DIRECTIONS FOR THIS TASK
Copy out, from the entries below, each line holding the string "load".

DATA SUPPLIED
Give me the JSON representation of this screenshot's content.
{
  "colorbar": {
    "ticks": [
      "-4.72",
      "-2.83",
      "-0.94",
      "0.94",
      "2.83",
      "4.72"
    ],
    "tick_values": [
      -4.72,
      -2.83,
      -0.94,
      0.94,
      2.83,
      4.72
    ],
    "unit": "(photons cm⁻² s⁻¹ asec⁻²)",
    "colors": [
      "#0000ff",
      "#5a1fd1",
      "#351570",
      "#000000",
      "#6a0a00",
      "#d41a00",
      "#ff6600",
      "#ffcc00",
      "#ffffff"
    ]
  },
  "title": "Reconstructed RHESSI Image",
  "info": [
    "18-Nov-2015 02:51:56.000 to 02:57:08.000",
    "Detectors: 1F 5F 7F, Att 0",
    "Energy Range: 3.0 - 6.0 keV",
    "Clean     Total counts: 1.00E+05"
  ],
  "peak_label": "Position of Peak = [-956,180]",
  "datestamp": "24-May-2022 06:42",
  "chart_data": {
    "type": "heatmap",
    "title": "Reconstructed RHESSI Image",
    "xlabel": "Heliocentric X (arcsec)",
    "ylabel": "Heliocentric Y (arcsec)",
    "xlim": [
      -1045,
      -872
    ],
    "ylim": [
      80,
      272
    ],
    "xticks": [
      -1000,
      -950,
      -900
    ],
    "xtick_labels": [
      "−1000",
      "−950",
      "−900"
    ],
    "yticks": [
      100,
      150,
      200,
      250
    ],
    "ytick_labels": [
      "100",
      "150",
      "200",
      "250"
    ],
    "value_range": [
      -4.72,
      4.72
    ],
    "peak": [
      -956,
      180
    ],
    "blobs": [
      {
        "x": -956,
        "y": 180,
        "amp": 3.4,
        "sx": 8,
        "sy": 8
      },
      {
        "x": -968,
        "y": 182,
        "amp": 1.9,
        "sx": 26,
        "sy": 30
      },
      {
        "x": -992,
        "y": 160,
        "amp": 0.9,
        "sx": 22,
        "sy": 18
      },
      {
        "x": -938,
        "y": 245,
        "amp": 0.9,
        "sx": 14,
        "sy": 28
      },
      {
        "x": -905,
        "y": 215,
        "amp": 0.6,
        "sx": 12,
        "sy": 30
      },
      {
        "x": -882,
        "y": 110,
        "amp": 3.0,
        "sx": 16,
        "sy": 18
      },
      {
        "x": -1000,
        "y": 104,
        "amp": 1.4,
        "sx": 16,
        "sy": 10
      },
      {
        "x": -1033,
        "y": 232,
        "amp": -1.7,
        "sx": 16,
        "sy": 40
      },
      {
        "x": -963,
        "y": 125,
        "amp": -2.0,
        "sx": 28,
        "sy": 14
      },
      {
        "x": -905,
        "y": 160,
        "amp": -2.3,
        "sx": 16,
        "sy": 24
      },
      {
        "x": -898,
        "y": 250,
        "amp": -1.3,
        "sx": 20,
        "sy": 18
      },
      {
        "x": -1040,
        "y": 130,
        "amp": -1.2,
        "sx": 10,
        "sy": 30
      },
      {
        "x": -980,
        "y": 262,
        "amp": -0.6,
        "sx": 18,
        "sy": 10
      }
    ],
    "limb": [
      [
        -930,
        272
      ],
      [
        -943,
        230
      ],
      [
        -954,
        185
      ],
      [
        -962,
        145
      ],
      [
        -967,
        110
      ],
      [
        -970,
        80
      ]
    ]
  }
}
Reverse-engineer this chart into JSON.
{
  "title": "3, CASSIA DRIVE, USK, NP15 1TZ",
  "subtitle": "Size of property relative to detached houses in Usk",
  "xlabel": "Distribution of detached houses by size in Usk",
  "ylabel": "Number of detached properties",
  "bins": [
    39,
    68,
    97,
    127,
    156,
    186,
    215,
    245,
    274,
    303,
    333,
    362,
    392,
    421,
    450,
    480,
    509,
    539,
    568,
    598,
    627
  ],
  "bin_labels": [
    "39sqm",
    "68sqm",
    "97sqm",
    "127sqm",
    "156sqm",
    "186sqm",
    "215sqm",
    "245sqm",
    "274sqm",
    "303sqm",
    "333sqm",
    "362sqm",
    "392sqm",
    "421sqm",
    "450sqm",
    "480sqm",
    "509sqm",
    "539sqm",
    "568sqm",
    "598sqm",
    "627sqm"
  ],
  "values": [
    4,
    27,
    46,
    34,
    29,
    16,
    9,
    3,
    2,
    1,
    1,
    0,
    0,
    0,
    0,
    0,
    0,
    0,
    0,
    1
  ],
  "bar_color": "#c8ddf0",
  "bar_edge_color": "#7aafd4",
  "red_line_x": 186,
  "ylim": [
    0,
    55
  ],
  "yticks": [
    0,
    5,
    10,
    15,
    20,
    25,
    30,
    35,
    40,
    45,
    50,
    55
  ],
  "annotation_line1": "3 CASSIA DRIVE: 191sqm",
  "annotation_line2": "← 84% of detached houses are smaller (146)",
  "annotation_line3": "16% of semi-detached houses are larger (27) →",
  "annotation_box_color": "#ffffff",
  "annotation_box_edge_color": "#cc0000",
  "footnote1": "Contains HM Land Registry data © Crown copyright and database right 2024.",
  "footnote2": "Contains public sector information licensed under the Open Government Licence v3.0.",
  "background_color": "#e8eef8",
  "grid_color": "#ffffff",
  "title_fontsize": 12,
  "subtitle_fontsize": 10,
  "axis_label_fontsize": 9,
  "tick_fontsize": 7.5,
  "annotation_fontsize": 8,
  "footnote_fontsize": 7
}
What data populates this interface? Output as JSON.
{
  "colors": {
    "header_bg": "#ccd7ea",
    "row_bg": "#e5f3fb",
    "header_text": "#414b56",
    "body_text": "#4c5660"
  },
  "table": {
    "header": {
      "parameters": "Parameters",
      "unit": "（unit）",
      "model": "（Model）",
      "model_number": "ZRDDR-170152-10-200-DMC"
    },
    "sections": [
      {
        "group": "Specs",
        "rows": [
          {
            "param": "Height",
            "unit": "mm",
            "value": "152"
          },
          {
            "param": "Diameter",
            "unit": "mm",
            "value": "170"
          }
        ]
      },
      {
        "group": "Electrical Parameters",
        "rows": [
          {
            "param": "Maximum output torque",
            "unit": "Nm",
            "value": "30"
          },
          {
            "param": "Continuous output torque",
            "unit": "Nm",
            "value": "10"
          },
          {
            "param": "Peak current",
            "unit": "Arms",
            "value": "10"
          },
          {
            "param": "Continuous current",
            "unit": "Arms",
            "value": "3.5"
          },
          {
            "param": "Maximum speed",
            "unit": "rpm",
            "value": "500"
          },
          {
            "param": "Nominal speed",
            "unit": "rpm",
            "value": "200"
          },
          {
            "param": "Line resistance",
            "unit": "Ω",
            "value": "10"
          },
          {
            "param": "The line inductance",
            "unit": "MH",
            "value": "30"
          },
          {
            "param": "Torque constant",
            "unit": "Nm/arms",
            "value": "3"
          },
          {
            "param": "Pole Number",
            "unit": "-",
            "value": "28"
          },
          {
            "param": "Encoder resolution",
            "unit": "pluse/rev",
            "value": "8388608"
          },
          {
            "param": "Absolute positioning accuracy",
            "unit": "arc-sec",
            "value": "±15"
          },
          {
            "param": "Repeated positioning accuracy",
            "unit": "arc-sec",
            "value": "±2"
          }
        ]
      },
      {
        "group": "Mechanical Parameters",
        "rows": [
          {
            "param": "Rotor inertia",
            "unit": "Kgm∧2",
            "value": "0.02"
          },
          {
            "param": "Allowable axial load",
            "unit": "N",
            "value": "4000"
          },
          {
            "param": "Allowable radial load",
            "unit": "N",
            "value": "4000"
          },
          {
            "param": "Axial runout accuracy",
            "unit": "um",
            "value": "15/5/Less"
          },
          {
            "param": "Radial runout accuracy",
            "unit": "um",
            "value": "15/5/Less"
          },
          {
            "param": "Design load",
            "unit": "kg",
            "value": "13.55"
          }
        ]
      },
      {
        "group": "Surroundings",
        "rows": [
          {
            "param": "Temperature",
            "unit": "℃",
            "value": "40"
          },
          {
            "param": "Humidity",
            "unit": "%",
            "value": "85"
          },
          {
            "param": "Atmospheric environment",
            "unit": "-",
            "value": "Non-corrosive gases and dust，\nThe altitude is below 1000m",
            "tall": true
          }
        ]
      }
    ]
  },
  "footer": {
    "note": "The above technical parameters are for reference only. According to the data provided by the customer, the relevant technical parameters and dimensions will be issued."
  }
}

REPLY TO THE EXERCISE
            "param": "Allowable axial load",
            "param": "Allowable radial load",
            "param": "Design load",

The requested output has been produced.